Records from a data source

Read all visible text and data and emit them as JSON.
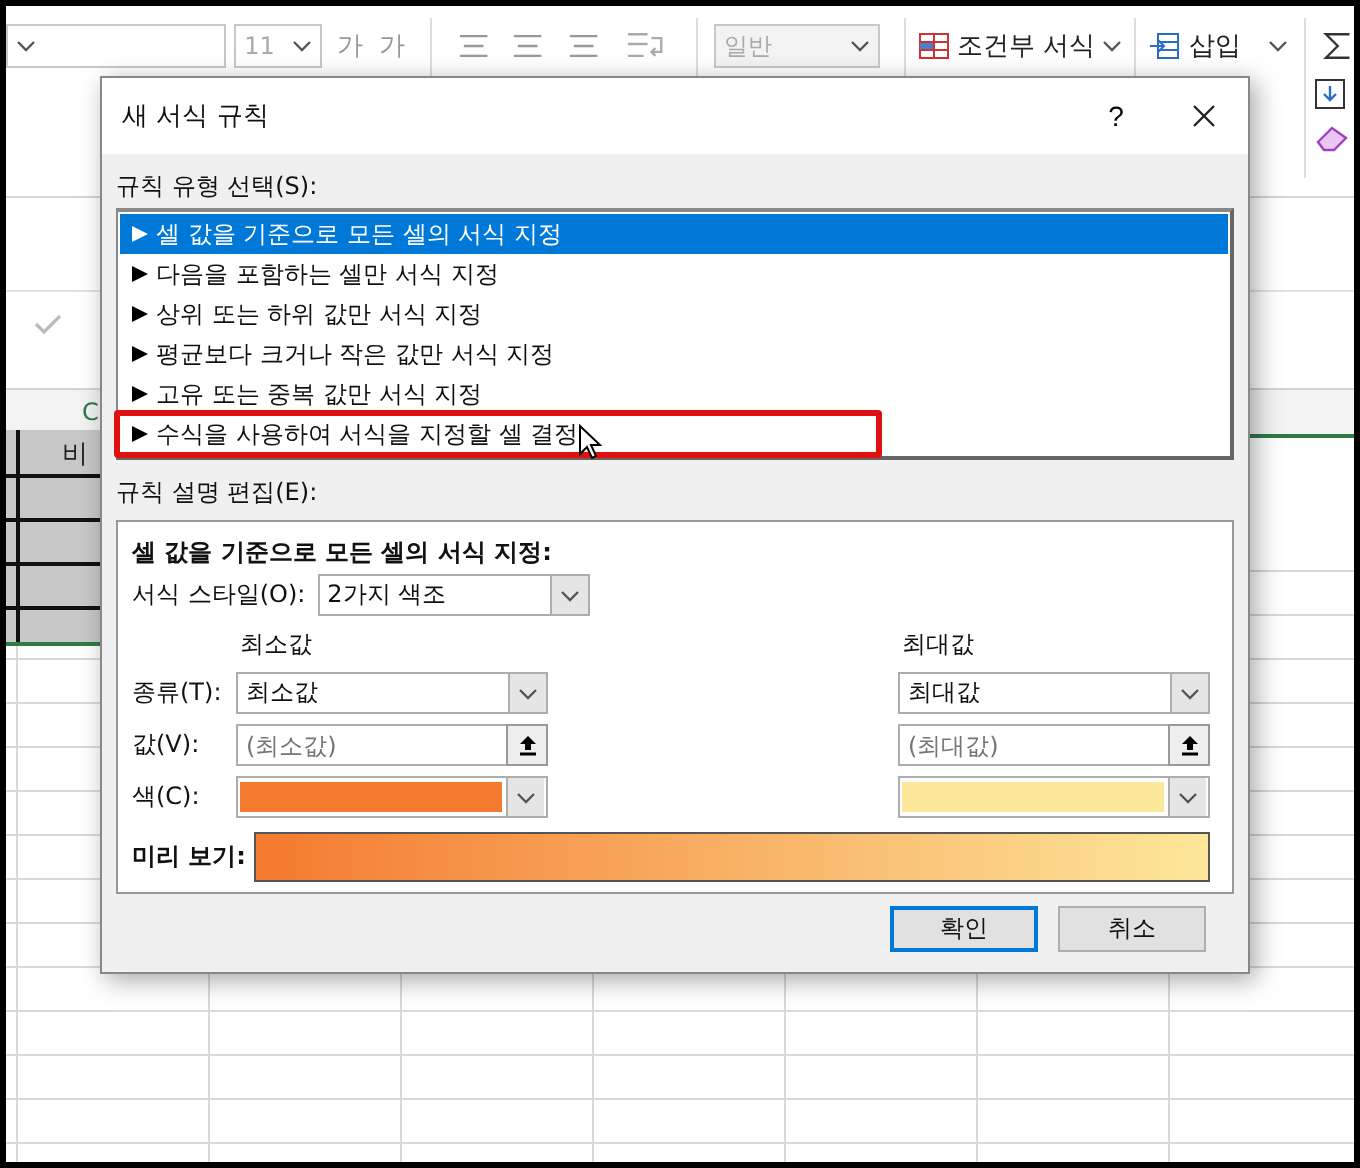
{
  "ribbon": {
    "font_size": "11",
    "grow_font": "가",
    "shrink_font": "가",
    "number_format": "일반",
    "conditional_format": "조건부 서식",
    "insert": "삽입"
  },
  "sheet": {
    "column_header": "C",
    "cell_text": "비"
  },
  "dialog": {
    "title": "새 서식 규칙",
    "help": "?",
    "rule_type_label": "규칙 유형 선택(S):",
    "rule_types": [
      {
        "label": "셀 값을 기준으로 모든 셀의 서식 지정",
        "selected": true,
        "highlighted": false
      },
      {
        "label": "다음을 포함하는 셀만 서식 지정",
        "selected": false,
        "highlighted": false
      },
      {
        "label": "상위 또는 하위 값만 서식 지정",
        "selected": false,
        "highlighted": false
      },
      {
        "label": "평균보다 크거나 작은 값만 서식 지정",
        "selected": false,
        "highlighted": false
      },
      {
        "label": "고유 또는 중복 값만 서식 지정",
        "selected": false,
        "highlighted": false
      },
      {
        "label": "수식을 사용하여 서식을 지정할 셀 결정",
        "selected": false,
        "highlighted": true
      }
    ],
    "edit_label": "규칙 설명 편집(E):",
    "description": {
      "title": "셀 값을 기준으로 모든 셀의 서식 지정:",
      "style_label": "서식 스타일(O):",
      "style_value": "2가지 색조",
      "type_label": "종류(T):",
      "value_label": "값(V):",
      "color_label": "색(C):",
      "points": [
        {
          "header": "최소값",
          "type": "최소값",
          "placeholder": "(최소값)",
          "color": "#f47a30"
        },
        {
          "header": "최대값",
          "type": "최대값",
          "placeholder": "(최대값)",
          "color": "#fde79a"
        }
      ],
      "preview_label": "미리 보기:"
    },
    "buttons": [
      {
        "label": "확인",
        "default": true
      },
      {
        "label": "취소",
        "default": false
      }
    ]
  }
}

# Prompt
Quote the preceding records in their entirety, excluding every picture.

# Result for this task
Read all visible text and data and emit them as JSON.
{
  "ribbon": {
    "font_size": "11",
    "grow_font": "가",
    "shrink_font": "가",
    "number_format": "일반",
    "conditional_format": "조건부 서식",
    "insert": "삽입"
  },
  "sheet": {
    "column_header": "C",
    "cell_text": "비"
  },
  "dialog": {
    "title": "새 서식 규칙",
    "help": "?",
    "rule_type_label": "규칙 유형 선택(S):",
    "rule_types": [
      {
        "label": "셀 값을 기준으로 모든 셀의 서식 지정",
        "selected": true,
        "highlighted": false
      },
      {
        "label": "다음을 포함하는 셀만 서식 지정",
        "selected": false,
        "highlighted": false
      },
      {
        "label": "상위 또는 하위 값만 서식 지정",
        "selected": false,
        "highlighted": false
      },
      {
        "label": "평균보다 크거나 작은 값만 서식 지정",
        "selected": false,
        "highlighted": false
      },
      {
        "label": "고유 또는 중복 값만 서식 지정",
        "selected": false,
        "highlighted": false
      },
      {
        "label": "수식을 사용하여 서식을 지정할 셀 결정",
        "selected": false,
        "highlighted": true
      }
    ],
    "edit_label": "규칙 설명 편집(E):",
    "description": {
      "title": "셀 값을 기준으로 모든 셀의 서식 지정:",
      "style_label": "서식 스타일(O):",
      "style_value": "2가지 색조",
      "type_label": "종류(T):",
      "value_label": "값(V):",
      "color_label": "색(C):",
      "points": [
        {
          "header": "최소값",
          "type": "최소값",
          "placeholder": "(최소값)",
          "color": "#f47a30"
        },
        {
          "header": "최대값",
          "type": "최대값",
          "placeholder": "(최대값)",
          "color": "#fde79a"
        }
      ],
      "preview_label": "미리 보기:"
    },
    "buttons": [
      {
        "label": "확인",
        "default": true
      },
      {
        "label": "취소",
        "default": false
      }
    ]
  }
}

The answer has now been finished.